> _ZITIERTER TEXT_:
Wie erklärt man die Faszination von Gewalt? Vielleicht so: "Ich war auch oft bei Demos. Und damals, in meinen frühen 20ern und auf Drogen, hat es mir immer dann besonders Spaß gemacht, wenn der Protest die Richtung verlor. Wenn es chaotisch wurde, ja, feindselig. Ich war fasziniert vom schwarzen Block, von den Kapuzen und Masken."

Ehepaar Perry/Russell bei einem Auftritt in Beverly im Jahre 2010 (Foto: AP)

Und wie erklärt man, dass man selbst dennoch friedlich blieb? "Ich hatte eine Mutter, die mich liebte, und einen Dad, der mir sagte, dass nichts unerreichbar ist, zudem ein Stipendium der Grafschaft Essex (um Schauspieler zu werden!) und einige andere Finanzhilfen für meinen Lebensunterhalt."

Beide Zitate standen am Freitag im britischen Guardian, als Teil eines drei Seiten langen Kommentars über die Motive der prügelnden Jugendlichen, die - versteckt hinter Kapuzen und Masken - das Königreich vergangene Woche heimgesucht hatten. Der Autor beschreibt sich selbst als albernen Voyeur ohne Leidensdruck, dem es viel zu gut ging für Straßenkämpfe.

> _GESTELLTE AUFGABE A_: Übernehmen Sie die Auflistung unverändert vom Anfang bis einschließlich der Zeile, die „dashed-trend-line — [111, 115, 509, 233]“ enthält.

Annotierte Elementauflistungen
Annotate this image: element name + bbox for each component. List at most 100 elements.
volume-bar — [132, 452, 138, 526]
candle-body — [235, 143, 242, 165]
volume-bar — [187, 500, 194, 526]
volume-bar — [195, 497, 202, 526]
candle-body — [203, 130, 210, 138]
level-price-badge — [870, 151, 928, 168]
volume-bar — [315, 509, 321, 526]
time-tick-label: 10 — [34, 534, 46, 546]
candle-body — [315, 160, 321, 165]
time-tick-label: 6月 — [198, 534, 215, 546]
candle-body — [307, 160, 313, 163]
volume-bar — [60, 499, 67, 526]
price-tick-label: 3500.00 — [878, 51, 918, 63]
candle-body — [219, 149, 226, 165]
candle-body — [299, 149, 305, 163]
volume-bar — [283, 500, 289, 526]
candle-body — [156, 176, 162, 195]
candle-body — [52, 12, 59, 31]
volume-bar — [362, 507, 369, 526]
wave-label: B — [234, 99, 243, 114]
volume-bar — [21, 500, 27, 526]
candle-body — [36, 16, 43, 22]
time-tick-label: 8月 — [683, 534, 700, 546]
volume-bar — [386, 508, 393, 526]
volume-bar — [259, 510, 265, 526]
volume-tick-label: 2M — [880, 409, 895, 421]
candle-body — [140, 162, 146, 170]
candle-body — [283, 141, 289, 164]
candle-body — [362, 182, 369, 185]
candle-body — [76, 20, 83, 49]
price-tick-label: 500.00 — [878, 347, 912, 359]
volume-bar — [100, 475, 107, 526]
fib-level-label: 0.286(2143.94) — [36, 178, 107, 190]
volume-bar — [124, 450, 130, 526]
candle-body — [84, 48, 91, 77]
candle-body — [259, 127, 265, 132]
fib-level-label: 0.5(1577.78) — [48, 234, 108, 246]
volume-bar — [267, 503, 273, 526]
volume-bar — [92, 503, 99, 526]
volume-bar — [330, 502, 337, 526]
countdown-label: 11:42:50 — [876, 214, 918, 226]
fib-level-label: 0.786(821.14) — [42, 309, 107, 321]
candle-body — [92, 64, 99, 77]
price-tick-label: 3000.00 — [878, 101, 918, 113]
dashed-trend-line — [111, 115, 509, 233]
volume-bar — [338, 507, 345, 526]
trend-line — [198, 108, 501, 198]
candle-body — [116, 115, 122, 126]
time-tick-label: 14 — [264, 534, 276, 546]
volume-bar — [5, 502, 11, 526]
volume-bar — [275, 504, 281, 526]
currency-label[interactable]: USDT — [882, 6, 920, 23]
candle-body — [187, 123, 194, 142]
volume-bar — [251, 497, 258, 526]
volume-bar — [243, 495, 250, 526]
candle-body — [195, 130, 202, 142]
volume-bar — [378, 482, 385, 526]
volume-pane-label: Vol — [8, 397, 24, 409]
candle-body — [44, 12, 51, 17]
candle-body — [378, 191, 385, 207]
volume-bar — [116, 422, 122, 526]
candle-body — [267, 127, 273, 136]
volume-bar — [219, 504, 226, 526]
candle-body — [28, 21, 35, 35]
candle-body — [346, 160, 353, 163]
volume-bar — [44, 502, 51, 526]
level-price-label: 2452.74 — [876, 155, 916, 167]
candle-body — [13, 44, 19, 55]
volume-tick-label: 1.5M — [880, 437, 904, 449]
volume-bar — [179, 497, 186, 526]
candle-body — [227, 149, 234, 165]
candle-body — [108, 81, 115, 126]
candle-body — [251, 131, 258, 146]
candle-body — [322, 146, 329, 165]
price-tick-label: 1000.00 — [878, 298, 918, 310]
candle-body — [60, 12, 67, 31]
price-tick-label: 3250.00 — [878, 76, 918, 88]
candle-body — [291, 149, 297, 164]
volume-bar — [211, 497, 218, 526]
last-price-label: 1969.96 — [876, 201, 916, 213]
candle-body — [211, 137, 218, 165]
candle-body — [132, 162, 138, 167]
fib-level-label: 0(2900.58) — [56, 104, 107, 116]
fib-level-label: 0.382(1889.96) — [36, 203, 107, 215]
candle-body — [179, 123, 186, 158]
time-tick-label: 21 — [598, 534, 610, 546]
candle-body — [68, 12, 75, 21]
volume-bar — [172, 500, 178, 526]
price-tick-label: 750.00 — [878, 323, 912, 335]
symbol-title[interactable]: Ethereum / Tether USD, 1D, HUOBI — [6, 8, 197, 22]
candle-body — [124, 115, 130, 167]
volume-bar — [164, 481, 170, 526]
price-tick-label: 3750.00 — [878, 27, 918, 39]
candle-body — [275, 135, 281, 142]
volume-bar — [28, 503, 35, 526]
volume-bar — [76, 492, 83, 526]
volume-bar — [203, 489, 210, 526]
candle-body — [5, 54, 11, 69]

> _GESTELLTE AUFGABE B_: In welcher Zeitung standen laut dem zitierten Text die beiden Zitate?

> _ERGEBNIS A_:
Annotate this image: element name + bbox for each component. List at most 100 elements.
volume-bar — [132, 452, 138, 526]
candle-body — [235, 143, 242, 165]
volume-bar — [187, 500, 194, 526]
volume-bar — [195, 497, 202, 526]
candle-body — [203, 130, 210, 138]
level-price-badge — [870, 151, 928, 168]
volume-bar — [315, 509, 321, 526]
time-tick-label: 10 — [34, 534, 46, 546]
candle-body — [315, 160, 321, 165]
time-tick-label: 6月 — [198, 534, 215, 546]
candle-body — [307, 160, 313, 163]
volume-bar — [60, 499, 67, 526]
price-tick-label: 3500.00 — [878, 51, 918, 63]
candle-body — [219, 149, 226, 165]
candle-body — [299, 149, 305, 163]
volume-bar — [283, 500, 289, 526]
candle-body — [156, 176, 162, 195]
candle-body — [52, 12, 59, 31]
volume-bar — [362, 507, 369, 526]
wave-label: B — [234, 99, 243, 114]
volume-bar — [21, 500, 27, 526]
candle-body — [36, 16, 43, 22]
time-tick-label: 8月 — [683, 534, 700, 546]
volume-bar — [386, 508, 393, 526]
volume-bar — [259, 510, 265, 526]
volume-tick-label: 2M — [880, 409, 895, 421]
candle-body — [140, 162, 146, 170]
candle-body — [283, 141, 289, 164]
candle-body — [362, 182, 369, 185]
candle-body — [76, 20, 83, 49]
price-tick-label: 500.00 — [878, 347, 912, 359]
volume-bar — [100, 475, 107, 526]
fib-level-label: 0.286(2143.94) — [36, 178, 107, 190]
volume-bar — [124, 450, 130, 526]
candle-body — [84, 48, 91, 77]
candle-body — [259, 127, 265, 132]
fib-level-label: 0.5(1577.78) — [48, 234, 108, 246]
volume-bar — [267, 503, 273, 526]
volume-bar — [92, 503, 99, 526]
volume-bar — [330, 502, 337, 526]
countdown-label: 11:42:50 — [876, 214, 918, 226]
fib-level-label: 0.786(821.14) — [42, 309, 107, 321]
candle-body — [92, 64, 99, 77]
price-tick-label: 3000.00 — [878, 101, 918, 113]
dashed-trend-line — [111, 115, 509, 233]

> _ERGEBNIS B_: Im britischen Guardian.